[Goal of the exercise]
Extract the full listing below without altering a single character.

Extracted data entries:
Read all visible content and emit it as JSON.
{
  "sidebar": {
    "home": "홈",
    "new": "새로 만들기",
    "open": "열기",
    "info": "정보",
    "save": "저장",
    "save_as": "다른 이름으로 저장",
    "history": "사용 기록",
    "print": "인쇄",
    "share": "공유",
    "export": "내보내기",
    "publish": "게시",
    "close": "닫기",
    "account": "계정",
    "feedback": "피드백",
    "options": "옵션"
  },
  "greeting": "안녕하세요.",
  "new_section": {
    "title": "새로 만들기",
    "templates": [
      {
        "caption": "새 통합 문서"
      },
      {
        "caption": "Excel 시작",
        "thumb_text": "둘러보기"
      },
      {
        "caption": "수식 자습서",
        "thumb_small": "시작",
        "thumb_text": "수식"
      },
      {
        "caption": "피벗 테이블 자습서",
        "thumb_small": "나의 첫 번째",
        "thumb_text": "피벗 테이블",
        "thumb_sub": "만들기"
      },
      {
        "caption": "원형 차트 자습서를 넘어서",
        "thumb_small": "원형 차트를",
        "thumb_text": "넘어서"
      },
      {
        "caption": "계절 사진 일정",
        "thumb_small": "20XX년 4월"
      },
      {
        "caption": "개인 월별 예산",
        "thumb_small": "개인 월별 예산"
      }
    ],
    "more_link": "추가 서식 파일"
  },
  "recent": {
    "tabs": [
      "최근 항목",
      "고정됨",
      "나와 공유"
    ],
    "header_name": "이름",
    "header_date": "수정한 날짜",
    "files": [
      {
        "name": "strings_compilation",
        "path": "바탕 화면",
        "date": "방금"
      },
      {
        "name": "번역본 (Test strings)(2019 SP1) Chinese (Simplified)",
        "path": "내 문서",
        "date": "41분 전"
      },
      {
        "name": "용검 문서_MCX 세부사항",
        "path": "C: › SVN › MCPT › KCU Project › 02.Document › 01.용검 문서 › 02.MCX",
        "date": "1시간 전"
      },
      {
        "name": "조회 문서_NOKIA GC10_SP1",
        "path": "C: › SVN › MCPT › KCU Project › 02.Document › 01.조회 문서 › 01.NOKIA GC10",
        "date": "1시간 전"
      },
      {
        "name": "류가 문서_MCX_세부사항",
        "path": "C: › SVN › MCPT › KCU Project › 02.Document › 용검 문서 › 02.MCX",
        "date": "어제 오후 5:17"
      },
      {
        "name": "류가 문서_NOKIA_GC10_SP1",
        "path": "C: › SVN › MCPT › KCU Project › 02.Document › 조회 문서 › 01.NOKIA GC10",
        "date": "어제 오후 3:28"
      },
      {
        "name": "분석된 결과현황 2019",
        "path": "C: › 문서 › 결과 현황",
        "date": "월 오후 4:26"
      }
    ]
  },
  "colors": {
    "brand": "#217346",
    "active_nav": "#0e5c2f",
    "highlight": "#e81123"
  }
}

[Task answer]
Read all visible content and emit it as JSON.
{
  "sidebar": {
    "home": "홈",
    "new": "새로 만들기",
    "open": "열기",
    "info": "정보",
    "save": "저장",
    "save_as": "다른 이름으로 저장",
    "history": "사용 기록",
    "print": "인쇄",
    "share": "공유",
    "export": "내보내기",
    "publish": "게시",
    "close": "닫기",
    "account": "계정",
    "feedback": "피드백",
    "options": "옵션"
  },
  "greeting": "안녕하세요.",
  "new_section": {
    "title": "새로 만들기",
    "templates": [
      {
        "caption": "새 통합 문서"
      },
      {
        "caption": "Excel 시작",
        "thumb_text": "둘러보기"
      },
      {
        "caption": "수식 자습서",
        "thumb_small": "시작",
        "thumb_text": "수식"
      },
      {
        "caption": "피벗 테이블 자습서",
        "thumb_small": "나의 첫 번째",
        "thumb_text": "피벗 테이블",
        "thumb_sub": "만들기"
      },
      {
        "caption": "원형 차트 자습서를 넘어서",
        "thumb_small": "원형 차트를",
        "thumb_text": "넘어서"
      },
      {
        "caption": "계절 사진 일정",
        "thumb_small": "20XX년 4월"
      },
      {
        "caption": "개인 월별 예산",
        "thumb_small": "개인 월별 예산"
      }
    ],
    "more_link": "추가 서식 파일"
  },
  "recent": {
    "tabs": [
      "최근 항목",
      "고정됨",
      "나와 공유"
    ],
    "header_name": "이름",
    "header_date": "수정한 날짜",
    "files": [
      {
        "name": "strings_compilation",
        "path": "바탕 화면",
        "date": "방금"
      },
      {
        "name": "번역본 (Test strings)(2019 SP1) Chinese (Simplified)",
        "path": "내 문서",
        "date": "41분 전"
      },
      {
        "name": "용검 문서_MCX 세부사항",
        "path": "C: › SVN › MCPT › KCU Project › 02.Document › 01.용검 문서 › 02.MCX",
        "date": "1시간 전"
      },
      {
        "name": "조회 문서_NOKIA GC10_SP1",
        "path": "C: › SVN › MCPT › KCU Project › 02.Document › 01.조회 문서 › 01.NOKIA GC10",
        "date": "1시간 전"
      },
      {
        "name": "류가 문서_MCX_세부사항",
        "path": "C: › SVN › MCPT › KCU Project › 02.Document › 용검 문서 › 02.MCX",
        "date": "어제 오후 5:17"
      },
      {
        "name": "류가 문서_NOKIA_GC10_SP1",
        "path": "C: › SVN › MCPT › KCU Project › 02.Document › 조회 문서 › 01.NOKIA GC10",
        "date": "어제 오후 3:28"
      },
      {
        "name": "분석된 결과현황 2019",
        "path": "C: › 문서 › 결과 현황",
        "date": "월 오후 4:26"
      }
    ]
  },
  "colors": {
    "brand": "#217346",
    "active_nav": "#0e5c2f",
    "highlight": "#e81123"
  }
}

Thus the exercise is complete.